In the 1920s and '30s, several prominent Americans -- such as George Eastman of Eastman Kodak Co. -- killed themselves. They saw their actions as appropriate to their state in life. Eastman in his suicide note asked, "My work is done. Why wait?" Many modern religious leaders such as Felix Adler, founder of the Ethical Culture movement, and Harry Emerson Fosdick, the pastor at the interdenominational Riverside Church in Manhattan, saw opposition to euthanasia as "backward."

Dowbiggin calls the period of 1940-1960 one of "stalemate" when the forces for euthanasia first encountered a coherent opposition from doctors and others who explained that patients could be licitly given pain relieving medications even to the point of shortening life if pain relief, rather than killing, was the aim. This split from the euthanasia ranks those willing to support these established practices of "passive" euthanasia and who saw "active" euthanasia therefore as unnecessary and dangerous.

In the 1960s the Episcopal minister Joseph Fletcher attached the notion of patient autonomy or a "right to die" to active euthanasia and physician-assisted suicide. He drew help from abortion groups keen for "choice," from the eugenic groups encouraging mercy killing of the mentally handicapped, and finally from those worried about population growth. The last thought some restraint on population pressure would come from encouraging the elderly and infirm to seek death.

The links between euthanasia, eugenics, abortion and population control delineate a "Culture of Death" that to triumph needed advocates willing to flout the barriers of the Hippocratic medical tradition and break the laws by killing patients themselves. These men appeared in the 1980s and 1990s. The best known were Jack Kevorkian, Derek Humphries and Timothy Quill. Each did their best to push the agenda of euthanasia but each was eventually discredited.

Kevorkian, claiming he was providing release from painful death, killed 69 people in Michigan, only 17 of whom turned out at autopsy to be dying. He now rests in a Michigan jail. Derek Humphries, who inspired the Hemlock Society and the campaign for Oregon's physician-assisted suicide law, was revealed ready to push subjects who were ambivalent into death.

He was accused of suffocating his first wife and abusing his second. He is shunned as a pariah. Timothy Quill, a more quiet personality, helped several people to die but failed to recognize the psychiatric risk factors for suicide they carried. He succumbed to romantic fantasies and his incompetence has undermined him.

◆ **Material shown**:
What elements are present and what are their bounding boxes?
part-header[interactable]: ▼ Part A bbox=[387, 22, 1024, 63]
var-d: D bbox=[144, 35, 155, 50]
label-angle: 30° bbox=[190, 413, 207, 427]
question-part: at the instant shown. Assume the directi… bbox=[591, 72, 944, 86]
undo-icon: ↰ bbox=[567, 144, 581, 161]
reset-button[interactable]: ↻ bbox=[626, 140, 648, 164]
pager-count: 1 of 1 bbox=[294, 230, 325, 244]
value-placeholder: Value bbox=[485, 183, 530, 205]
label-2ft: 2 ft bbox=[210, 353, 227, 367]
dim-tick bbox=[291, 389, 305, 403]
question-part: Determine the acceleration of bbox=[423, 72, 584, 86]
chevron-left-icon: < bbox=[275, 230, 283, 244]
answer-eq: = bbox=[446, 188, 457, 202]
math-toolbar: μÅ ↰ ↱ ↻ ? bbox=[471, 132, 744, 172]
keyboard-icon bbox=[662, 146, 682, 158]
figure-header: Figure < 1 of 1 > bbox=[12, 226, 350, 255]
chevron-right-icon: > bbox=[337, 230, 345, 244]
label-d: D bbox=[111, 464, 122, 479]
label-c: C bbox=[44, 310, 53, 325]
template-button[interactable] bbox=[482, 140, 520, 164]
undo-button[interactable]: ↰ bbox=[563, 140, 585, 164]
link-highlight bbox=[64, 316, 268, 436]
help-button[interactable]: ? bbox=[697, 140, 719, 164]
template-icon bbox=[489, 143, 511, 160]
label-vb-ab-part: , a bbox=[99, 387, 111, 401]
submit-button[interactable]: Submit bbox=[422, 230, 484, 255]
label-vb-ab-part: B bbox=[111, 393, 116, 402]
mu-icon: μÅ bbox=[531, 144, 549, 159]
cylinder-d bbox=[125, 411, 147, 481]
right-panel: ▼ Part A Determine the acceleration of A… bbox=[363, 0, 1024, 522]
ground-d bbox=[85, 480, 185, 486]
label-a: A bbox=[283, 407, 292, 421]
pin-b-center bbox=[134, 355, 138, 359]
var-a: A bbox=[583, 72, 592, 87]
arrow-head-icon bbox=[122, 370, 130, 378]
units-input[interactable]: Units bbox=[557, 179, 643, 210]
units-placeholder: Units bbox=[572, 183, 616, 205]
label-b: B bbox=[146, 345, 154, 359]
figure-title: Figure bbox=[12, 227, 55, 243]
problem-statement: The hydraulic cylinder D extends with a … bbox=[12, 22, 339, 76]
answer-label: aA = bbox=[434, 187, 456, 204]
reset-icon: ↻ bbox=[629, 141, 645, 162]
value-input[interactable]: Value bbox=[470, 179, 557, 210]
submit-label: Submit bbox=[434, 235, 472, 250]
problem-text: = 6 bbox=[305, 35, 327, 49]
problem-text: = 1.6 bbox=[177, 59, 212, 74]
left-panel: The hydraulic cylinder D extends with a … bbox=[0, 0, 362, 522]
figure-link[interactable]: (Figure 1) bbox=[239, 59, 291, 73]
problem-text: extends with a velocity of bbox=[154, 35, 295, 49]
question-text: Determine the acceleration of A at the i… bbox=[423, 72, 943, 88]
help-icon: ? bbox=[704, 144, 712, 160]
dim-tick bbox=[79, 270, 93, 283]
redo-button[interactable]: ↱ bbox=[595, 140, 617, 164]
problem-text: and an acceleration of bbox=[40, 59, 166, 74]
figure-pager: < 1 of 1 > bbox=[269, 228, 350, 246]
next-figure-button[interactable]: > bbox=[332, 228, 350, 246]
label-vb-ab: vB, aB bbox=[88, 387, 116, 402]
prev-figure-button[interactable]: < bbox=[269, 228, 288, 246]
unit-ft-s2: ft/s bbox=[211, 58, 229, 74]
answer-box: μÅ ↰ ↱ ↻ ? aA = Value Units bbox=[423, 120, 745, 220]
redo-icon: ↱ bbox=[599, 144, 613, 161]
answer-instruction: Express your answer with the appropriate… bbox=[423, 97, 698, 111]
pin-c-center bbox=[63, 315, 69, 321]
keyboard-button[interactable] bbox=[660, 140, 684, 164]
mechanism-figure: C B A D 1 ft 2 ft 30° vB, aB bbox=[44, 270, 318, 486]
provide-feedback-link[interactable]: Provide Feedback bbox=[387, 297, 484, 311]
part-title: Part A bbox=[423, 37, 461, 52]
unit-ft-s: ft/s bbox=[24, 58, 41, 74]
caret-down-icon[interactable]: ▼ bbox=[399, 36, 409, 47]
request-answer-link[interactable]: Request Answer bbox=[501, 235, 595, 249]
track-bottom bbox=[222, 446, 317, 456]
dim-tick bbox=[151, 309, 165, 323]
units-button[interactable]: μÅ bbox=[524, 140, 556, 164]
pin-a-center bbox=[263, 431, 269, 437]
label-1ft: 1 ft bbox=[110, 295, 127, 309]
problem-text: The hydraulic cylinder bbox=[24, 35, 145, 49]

◆ **What this exercise asks**:
(A) Which men does the euthanasia history passage name as the best-known advocates who appeared in the 1980s and 1990s?
(B) According to the euthanasia history passage, why did people worried about population growth support the movement Joseph Fletcher led?
(C) Carry on the euthanasia history passage from the point after its last sentence.

◆ **Written answers**:
(A) Jack Kevorkian, Derek Humphries and Timothy Quill.

(B) They thought encouraging the elderly and infirm to seek death would put some restraint on population pressure.

(C)
Dowbiggin describes the euthanasia movement once vigorous as now moribund. Opposition has broadened beyond the right-to-life organizations and the Christian right. The excess of women among the victims of Kevorkian, Humphries and Quill causes many doctors to wonder about the vulnerabilities of their patients to persuasion. And finally, when surveys were made of patients in terminal care, the vast majority wanted help to live and symptom relief. The only ones speaking of death were those with clear depressive states susceptible to treatment.

American medicine improved by fighting euthanasia. The fight drew doctors' attention to problems in patient care that they might have let pass. Better care for the dying and inspiration for hospice care can be directly tied to efforts on the part of physicians to answer the euthanasia proposals. Living Wills, Proxy Power of Attorney and Do Not Resuscitate Orders have assured patients and their families that they are not powerless when dying and need not surrender to a radical agenda of death. A direct attack on their concerns over neglectful physician services improved those services and pointed to a better future for all.

Dowbiggin's book shows why Americans vote against euthanasia and physician-assisted suicide. They notice that the advocates for a right to die also believe in a duty to die that profoundly alters the concept of responsibility to the sick embedded in the ethics of medicine. Americans don't agree with them.

Dr. Paul McHugh is distinguished service professor of psychiatry, and former psychiatrist-in-chief of Johns Hopkins Medical Institutions. He is a member of the Presidential Council on Bioethics. With Dr. Phillip R. Slavney, he wrote The Perspectives of Psychiatry, a medical school text.